* **Challenge**
Tally the lines holding "live" and state only that figure.
* Start Entries provided *
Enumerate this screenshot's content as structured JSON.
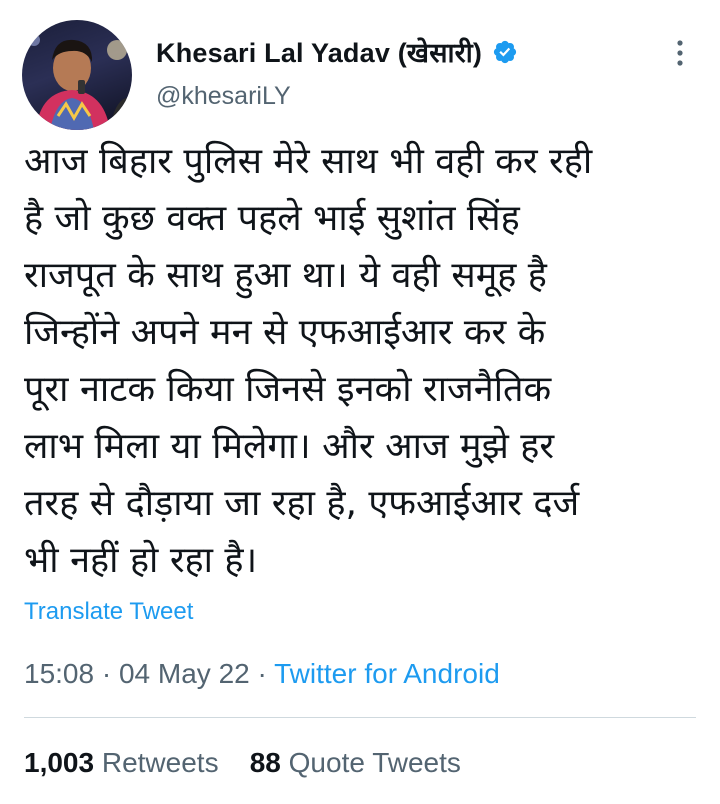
{
  "author": {
    "name": "Khesari Lal Yadav (खेसारी)",
    "handle": "@khesariLY",
    "verified": true,
    "avatar_description_icon": "avatar-photo"
  },
  "tweet": {
    "text": "आज बिहार पुलिस मेरे साथ भी वही कर रही है जो कुछ वक्त पहले भाई सुशांत सिंह राजपूत के साथ हुआ था। ये वही समूह है जिन्होंने अपने मन से एफआईआर कर के पूरा नाटक किया जिनसे इनको राजनैतिक लाभ मिला या मिलेगा। और आज मुझे हर तरह से दौड़ाया जा रहा है, एफआईआर दर्ज भी नहीं हो रहा है।",
    "lines": [
      "आज बिहार पुलिस मेरे साथ भी वही कर रही",
      "है जो कुछ वक्त पहले भाई सुशांत सिंह",
      "राजपूत के साथ हुआ था। ये वही समूह है",
      "जिन्होंने अपने मन से एफआईआर कर के",
      "पूरा नाटक किया जिनसे इनको राजनैतिक",
      "लाभ मिला या मिलेगा। और आज मुझे हर",
      "तरह से दौड़ाया जा रहा है, एफआईआर दर्ज",
      "भी नहीं हो रहा है।"
    ],
    "translate_label": "Translate Tweet"
  },
  "meta": {
    "time": "15:08",
    "separator": "·",
    "date": "04 May 22",
    "source": "Twitter for Android"
  },
  "stats": {
    "retweets_count": "1,003",
    "retweets_label": "Retweets",
    "quotes_count": "88",
    "quotes_label": "Quote Tweets"
  },
  "colors": {
    "accent": "#1d9bf0",
    "text_primary": "#0f1419",
    "text_secondary": "#536471",
    "divider": "#cfd9de"
  }
}
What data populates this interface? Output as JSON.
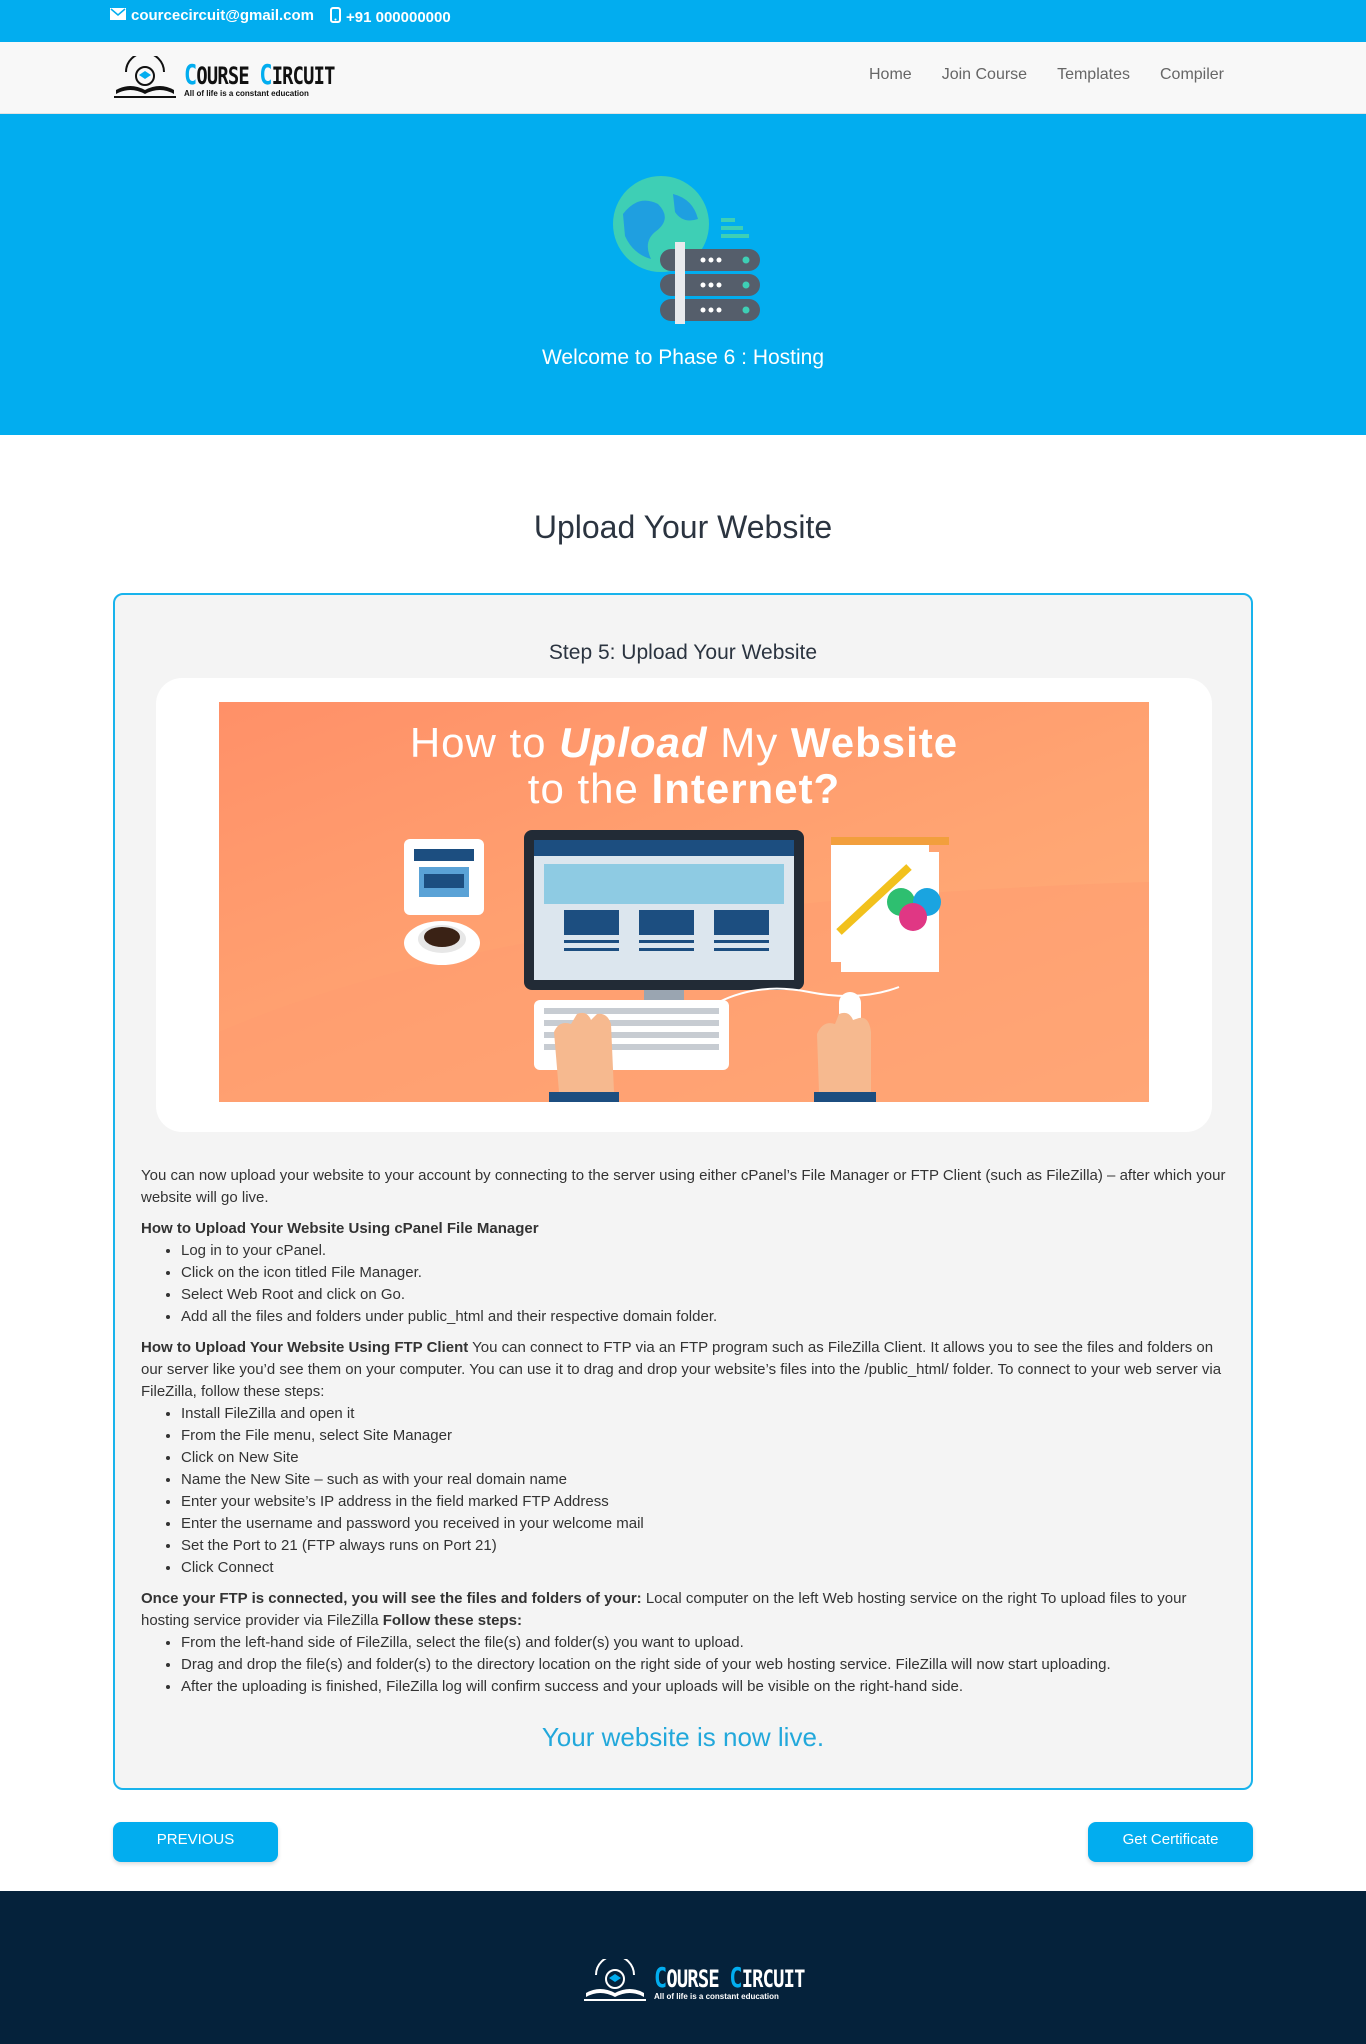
{
  "topbar": {
    "email": "courcecircuit@gmail.com",
    "phone": "+91 000000000"
  },
  "logo": {
    "brand_first_letter": "C",
    "brand_first_rest": "OURSE",
    "brand_second_letter": "C",
    "brand_second_rest": "IRCUIT",
    "tagline": "All of life is a constant education"
  },
  "nav": {
    "items": [
      "Home",
      "Join Course",
      "Templates",
      "Compiler"
    ]
  },
  "hero": {
    "title": "Welcome to Phase 6 : Hosting",
    "icon": "server-globe-icon"
  },
  "main": {
    "title": "Upload Your Website",
    "step_title": "Step 5: Upload Your Website",
    "banner": {
      "line1_a": "How to ",
      "line1_b": "Upload",
      "line1_c": " My ",
      "line1_d": "Website",
      "line2_a": "to the ",
      "line2_b": "Internet?"
    },
    "intro": "You can now upload your website to your account by connecting to the server using either cPanel’s File Manager or FTP Client (such as FileZilla) – after which your website will go live.",
    "cpanel_heading": "How to Upload Your Website Using cPanel File Manager",
    "cpanel_steps": [
      "Log in to your cPanel.",
      "Click on the icon titled File Manager.",
      "Select Web Root and click on Go.",
      "Add all the files and folders under public_html and their respective domain folder."
    ],
    "ftp_heading": "How to Upload Your Website Using FTP Client",
    "ftp_text": " You can connect to FTP via an FTP program such as FileZilla Client. It allows you to see the files and folders on our server like you’d see them on your computer. You can use it to drag and drop your website’s files into the /public_html/ folder. To connect to your web server via FileZilla, follow these steps:",
    "ftp_steps": [
      "Install FileZilla and open it",
      "From the File menu, select Site Manager",
      "Click on New Site",
      "Name the New Site – such as with your real domain name",
      "Enter your website’s IP address in the field marked FTP Address",
      "Enter the username and password you received in your welcome mail",
      "Set the Port to 21 (FTP always runs on Port 21)",
      "Click Connect"
    ],
    "connected_heading": "Once your FTP is connected, you will see the files and folders of your:",
    "connected_text": " Local computer on the left Web hosting service on the right To upload files to your hosting service provider via FileZilla ",
    "follow_label": "Follow these steps:",
    "upload_steps": [
      "From the left-hand side of FileZilla, select the file(s) and folder(s) you want to upload.",
      "Drag and drop the file(s) and folder(s) to the directory location on the right side of your web hosting service. FileZilla will now start uploading.",
      "After the uploading is finished, FileZilla log will confirm success and your uploads will be visible on the right-hand side."
    ],
    "live_text": "Your website is now live."
  },
  "buttons": {
    "previous": "PREVIOUS",
    "certificate": "Get Certificate"
  },
  "colors": {
    "accent": "#02adef",
    "footer": "#05223b"
  }
}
* End Entries provided *
* **Complete output**
2